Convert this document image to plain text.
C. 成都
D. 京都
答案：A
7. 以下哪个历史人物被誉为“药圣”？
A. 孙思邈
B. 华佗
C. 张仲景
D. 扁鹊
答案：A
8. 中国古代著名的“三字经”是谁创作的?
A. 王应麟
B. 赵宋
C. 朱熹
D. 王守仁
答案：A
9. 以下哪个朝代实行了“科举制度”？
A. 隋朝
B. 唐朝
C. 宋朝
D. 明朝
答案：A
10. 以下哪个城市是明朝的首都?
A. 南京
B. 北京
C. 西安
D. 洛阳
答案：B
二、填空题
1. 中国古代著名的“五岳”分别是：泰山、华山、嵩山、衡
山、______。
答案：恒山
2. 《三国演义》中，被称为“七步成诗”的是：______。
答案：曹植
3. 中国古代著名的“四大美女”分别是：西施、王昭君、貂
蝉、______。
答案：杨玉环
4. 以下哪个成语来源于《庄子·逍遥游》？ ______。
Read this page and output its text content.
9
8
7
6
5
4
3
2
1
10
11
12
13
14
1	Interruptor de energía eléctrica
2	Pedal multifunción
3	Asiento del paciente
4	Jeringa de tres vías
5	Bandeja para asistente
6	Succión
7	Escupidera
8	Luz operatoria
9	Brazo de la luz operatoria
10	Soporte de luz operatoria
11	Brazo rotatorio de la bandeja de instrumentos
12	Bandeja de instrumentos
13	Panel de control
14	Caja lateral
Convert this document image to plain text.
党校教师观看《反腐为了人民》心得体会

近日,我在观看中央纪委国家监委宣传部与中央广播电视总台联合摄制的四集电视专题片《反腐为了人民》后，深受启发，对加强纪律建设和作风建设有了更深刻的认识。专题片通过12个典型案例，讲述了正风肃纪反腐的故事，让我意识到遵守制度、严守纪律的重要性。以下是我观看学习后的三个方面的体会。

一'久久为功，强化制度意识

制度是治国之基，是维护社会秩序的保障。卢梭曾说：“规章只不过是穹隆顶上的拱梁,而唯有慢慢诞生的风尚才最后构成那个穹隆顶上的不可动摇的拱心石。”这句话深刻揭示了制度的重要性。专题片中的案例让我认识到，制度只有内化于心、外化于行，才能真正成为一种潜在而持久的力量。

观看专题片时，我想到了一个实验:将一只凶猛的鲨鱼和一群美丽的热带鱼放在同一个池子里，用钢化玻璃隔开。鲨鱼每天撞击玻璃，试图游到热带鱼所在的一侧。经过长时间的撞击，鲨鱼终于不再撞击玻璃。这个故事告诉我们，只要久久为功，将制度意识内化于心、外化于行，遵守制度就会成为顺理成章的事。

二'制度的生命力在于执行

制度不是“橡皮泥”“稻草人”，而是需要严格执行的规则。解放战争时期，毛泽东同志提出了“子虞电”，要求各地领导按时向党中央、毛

══════════════════════════════

§ What to work on: All of the records must be repeated exactly.

§ Exercise output:
Convert this document image to plain text.
C. 成都
D. 京都
答案：A
7. 以下哪个历史人物被誉为“药圣”？
A. 孙思邈
B. 华佗
C. 张仲景
D. 扁鹊
答案：A
8. 中国古代著名的“三字经”是谁创作的?
A. 王应麟
B. 赵宋
C. 朱熹
D. 王守仁
答案：A
9. 以下哪个朝代实行了“科举制度”？
A. 隋朝
B. 唐朝
C. 宋朝
D. 明朝
答案：A
10. 以下哪个城市是明朝的首都?
A. 南京
B. 北京
C. 西安
D. 洛阳
答案：B
二、填空题
1. 中国古代著名的“五岳”分别是：泰山、华山、嵩山、衡
山、______。
答案：恒山
2. 《三国演义》中，被称为“七步成诗”的是：______。
答案：曹植
3. 中国古代著名的“四大美女”分别是：西施、王昭君、貂
蝉、______。
答案：杨玉环
4. 以下哪个成语来源于《庄子·逍遥游》？ ______。
Read this page and output its text content.
9
8
7
6
5
4
3
2
1
10
11
12
13
14
1	Interruptor de energía eléctrica
2	Pedal multifunción
3	Asiento del paciente
4	Jeringa de tres vías
5	Bandeja para asistente
6	Succión
7	Escupidera
8	Luz operatoria
9	Brazo de la luz operatoria
10	Soporte de luz operatoria
11	Brazo rotatorio de la bandeja de instrumentos
12	Bandeja de instrumentos
13	Panel de control
14	Caja lateral
Convert this document image to plain text.
党校教师观看《反腐为了人民》心得体会

近日,我在观看中央纪委国家监委宣传部与中央广播电视总台联合摄制的四集电视专题片《反腐为了人民》后，深受启发，对加强纪律建设和作风建设有了更深刻的认识。专题片通过12个典型案例，讲述了正风肃纪反腐的故事，让我意识到遵守制度、严守纪律的重要性。以下是我观看学习后的三个方面的体会。

一'久久为功，强化制度意识

制度是治国之基，是维护社会秩序的保障。卢梭曾说：“规章只不过是穹隆顶上的拱梁,而唯有慢慢诞生的风尚才最后构成那个穹隆顶上的不可动摇的拱心石。”这句话深刻揭示了制度的重要性。专题片中的案例让我认识到，制度只有内化于心、外化于行，才能真正成为一种潜在而持久的力量。

观看专题片时，我想到了一个实验:将一只凶猛的鲨鱼和一群美丽的热带鱼放在同一个池子里，用钢化玻璃隔开。鲨鱼每天撞击玻璃，试图游到热带鱼所在的一侧。经过长时间的撞击，鲨鱼终于不再撞击玻璃。这个故事告诉我们，只要久久为功，将制度意识内化于心、外化于行，遵守制度就会成为顺理成章的事。

二'制度的生命力在于执行

制度不是“橡皮泥”“稻草人”，而是需要严格执行的规则。解放战争时期，毛泽东同志提出了“子虞电”，要求各地领导按时向党中央、毛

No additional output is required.